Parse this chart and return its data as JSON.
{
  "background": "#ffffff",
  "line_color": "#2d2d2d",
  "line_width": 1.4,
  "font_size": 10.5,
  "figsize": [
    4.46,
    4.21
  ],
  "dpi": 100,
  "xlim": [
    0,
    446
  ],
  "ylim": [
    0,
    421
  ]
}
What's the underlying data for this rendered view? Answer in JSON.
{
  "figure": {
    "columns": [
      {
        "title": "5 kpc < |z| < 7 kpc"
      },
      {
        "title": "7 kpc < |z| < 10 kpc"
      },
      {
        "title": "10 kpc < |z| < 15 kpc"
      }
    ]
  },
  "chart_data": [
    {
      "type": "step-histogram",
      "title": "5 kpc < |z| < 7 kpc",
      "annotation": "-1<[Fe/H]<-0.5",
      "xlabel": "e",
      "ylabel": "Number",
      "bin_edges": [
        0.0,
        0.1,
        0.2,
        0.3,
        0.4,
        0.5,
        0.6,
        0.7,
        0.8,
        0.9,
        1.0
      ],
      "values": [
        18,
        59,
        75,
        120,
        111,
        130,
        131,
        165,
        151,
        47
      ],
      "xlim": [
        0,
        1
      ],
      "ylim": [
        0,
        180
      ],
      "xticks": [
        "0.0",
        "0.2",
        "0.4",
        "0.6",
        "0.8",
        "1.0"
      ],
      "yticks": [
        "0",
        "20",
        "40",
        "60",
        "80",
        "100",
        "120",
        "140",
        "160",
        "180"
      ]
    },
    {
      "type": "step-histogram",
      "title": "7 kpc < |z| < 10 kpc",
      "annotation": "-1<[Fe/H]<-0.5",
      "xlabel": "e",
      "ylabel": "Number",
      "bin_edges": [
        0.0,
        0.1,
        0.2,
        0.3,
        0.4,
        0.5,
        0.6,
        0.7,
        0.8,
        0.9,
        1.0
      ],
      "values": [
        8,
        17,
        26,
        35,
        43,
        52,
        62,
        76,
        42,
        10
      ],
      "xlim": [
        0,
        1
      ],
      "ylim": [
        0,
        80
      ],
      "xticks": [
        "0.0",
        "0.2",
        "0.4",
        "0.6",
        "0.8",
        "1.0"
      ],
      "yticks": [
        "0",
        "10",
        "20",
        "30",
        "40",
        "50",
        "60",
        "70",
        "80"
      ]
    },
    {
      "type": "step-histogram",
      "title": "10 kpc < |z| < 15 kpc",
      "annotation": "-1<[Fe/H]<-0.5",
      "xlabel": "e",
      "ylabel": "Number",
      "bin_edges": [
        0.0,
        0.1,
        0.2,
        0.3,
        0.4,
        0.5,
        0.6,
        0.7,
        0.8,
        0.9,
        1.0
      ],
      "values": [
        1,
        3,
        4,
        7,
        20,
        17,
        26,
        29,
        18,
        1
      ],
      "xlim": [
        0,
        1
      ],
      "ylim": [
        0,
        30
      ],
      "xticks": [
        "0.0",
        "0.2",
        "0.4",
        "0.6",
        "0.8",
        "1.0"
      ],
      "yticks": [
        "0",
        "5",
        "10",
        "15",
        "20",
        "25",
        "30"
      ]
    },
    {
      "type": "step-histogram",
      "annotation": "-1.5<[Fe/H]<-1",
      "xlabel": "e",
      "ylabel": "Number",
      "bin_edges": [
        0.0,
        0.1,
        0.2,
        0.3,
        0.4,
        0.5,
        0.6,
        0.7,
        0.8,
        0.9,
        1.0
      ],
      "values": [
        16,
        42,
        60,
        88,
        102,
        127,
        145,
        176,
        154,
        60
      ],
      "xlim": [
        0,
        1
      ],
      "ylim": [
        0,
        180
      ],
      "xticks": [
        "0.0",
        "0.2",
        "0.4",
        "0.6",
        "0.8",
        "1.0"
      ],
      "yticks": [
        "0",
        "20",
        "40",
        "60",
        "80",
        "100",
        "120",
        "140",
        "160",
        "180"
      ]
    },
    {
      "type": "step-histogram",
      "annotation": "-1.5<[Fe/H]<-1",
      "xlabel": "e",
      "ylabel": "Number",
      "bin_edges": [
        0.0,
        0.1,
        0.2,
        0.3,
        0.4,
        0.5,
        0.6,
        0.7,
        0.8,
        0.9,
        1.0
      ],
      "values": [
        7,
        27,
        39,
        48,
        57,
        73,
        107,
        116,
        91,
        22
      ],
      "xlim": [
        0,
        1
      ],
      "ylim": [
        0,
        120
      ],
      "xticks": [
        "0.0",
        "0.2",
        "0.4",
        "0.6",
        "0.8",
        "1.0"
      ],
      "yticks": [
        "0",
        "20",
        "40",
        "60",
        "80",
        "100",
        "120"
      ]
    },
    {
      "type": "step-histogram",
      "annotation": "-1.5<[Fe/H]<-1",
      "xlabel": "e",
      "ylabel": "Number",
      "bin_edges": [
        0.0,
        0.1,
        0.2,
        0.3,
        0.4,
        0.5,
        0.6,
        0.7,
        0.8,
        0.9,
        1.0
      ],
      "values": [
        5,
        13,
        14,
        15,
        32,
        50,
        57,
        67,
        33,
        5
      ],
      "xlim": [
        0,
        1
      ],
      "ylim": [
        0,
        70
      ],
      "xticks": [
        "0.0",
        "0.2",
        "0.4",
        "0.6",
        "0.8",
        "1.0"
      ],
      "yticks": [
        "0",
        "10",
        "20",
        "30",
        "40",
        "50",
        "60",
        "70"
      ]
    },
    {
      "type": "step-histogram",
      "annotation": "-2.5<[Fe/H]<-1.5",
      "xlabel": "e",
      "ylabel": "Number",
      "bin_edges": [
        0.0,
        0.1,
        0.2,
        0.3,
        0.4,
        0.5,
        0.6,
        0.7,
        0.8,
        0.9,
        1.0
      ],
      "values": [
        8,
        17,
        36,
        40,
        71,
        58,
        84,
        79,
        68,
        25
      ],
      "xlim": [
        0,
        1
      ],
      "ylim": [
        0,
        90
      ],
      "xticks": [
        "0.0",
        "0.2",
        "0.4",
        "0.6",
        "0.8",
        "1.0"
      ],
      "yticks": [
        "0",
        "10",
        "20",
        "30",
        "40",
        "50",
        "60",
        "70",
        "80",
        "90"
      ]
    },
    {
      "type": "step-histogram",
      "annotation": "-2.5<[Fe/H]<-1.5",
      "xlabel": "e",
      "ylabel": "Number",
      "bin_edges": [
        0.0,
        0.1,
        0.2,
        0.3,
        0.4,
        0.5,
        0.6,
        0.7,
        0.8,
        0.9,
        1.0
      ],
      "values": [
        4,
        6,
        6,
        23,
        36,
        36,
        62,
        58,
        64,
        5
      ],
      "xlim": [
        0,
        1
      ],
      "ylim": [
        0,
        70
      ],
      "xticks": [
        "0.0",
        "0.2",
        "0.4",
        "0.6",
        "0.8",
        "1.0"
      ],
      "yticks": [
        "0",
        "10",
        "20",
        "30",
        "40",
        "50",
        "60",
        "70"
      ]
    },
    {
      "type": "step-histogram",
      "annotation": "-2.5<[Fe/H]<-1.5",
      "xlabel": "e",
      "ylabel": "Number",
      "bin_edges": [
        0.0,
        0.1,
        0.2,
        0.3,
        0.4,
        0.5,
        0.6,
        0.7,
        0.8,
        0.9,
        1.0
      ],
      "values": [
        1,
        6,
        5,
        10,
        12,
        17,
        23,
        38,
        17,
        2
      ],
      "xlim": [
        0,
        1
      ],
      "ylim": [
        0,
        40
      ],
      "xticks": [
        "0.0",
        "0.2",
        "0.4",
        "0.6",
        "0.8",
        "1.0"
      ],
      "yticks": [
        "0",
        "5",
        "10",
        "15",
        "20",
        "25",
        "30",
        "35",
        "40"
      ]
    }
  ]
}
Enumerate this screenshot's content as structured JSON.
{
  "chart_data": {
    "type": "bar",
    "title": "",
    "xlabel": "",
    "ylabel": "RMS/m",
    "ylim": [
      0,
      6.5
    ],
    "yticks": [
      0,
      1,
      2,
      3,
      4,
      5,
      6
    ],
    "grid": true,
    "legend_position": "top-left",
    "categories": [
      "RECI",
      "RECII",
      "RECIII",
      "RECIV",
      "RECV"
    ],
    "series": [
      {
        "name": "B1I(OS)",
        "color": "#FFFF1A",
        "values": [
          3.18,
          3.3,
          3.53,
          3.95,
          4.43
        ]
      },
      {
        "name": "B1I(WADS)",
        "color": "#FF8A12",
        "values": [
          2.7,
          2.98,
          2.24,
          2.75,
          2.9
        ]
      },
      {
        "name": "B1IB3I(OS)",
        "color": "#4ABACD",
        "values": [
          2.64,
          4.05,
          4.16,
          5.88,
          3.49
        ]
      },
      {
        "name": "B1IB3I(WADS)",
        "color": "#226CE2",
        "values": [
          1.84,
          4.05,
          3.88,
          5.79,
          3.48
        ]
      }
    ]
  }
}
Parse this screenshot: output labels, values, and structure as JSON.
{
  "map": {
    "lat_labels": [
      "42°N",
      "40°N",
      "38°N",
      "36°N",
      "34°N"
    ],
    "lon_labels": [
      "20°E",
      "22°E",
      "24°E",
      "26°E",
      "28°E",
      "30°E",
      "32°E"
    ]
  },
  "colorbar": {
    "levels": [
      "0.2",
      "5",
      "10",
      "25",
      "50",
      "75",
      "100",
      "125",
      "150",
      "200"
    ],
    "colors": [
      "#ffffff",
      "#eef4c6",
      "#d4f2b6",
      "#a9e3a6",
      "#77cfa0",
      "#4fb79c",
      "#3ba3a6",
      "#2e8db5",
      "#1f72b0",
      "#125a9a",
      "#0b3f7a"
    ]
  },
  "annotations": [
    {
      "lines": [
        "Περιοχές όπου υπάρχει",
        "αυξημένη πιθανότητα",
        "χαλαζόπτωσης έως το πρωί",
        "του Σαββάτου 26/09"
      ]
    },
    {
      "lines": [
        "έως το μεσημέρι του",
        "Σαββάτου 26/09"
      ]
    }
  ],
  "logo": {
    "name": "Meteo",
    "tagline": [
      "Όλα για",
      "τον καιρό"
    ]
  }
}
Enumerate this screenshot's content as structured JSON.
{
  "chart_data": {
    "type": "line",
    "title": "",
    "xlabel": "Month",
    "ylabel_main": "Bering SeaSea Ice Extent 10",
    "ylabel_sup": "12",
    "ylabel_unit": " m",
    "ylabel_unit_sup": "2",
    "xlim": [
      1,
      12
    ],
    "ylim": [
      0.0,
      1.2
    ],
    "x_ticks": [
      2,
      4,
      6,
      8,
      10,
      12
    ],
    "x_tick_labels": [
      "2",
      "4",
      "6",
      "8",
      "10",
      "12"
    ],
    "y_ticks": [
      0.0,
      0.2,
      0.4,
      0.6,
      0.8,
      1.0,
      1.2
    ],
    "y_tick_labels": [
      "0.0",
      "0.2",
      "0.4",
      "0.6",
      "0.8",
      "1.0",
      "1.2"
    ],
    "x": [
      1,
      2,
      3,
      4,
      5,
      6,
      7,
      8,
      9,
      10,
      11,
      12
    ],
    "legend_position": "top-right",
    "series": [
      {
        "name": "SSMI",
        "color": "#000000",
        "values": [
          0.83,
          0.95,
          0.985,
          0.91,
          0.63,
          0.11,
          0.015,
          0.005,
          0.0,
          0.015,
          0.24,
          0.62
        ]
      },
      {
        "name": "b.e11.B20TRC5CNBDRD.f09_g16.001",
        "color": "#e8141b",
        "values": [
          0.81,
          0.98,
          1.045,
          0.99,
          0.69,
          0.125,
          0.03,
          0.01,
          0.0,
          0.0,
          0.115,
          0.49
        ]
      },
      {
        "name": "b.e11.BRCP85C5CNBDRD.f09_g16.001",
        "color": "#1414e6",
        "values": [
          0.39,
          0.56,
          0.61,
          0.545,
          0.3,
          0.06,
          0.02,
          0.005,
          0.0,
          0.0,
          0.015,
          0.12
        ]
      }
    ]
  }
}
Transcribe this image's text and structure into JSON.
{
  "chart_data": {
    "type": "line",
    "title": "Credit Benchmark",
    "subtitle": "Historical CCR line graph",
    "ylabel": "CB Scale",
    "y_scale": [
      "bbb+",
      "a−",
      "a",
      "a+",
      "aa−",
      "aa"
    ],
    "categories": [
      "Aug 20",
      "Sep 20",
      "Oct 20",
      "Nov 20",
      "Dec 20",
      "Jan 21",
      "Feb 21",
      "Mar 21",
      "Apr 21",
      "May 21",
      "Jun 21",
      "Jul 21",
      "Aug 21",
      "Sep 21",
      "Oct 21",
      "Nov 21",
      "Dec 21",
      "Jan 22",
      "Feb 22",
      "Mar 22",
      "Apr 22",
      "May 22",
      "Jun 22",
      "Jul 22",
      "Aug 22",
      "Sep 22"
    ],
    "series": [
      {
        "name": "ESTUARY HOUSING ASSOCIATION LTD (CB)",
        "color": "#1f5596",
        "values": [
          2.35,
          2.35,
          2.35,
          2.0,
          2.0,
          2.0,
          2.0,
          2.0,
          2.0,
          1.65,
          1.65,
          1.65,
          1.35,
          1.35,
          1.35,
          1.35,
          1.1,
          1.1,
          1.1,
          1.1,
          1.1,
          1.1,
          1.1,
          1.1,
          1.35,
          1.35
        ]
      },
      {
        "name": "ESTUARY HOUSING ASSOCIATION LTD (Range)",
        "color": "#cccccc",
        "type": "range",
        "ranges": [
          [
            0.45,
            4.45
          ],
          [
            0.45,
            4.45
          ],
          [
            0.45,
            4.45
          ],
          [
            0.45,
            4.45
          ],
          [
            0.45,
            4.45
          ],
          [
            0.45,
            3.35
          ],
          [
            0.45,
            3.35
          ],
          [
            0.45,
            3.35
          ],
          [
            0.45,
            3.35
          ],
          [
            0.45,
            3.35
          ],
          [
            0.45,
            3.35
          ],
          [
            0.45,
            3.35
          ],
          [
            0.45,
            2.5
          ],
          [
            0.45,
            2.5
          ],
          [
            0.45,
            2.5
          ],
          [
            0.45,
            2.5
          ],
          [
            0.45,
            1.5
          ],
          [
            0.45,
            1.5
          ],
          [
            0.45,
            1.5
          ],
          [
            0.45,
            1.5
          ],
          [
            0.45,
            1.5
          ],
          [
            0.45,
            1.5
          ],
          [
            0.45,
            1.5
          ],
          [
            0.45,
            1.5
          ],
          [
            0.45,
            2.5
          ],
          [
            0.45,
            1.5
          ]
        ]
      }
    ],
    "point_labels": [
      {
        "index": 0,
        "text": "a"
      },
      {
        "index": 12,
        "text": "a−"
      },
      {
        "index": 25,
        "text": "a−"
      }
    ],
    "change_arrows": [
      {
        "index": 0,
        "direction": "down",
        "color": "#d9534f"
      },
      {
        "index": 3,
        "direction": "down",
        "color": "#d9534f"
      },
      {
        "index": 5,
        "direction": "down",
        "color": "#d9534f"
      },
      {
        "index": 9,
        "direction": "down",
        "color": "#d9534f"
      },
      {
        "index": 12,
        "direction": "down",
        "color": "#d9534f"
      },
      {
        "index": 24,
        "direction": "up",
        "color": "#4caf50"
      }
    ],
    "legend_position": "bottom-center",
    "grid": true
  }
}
^^^^
_GIVEN REQUEST_
Only a number is wanted: how many lines above include "this"?

_OUTPUT_
6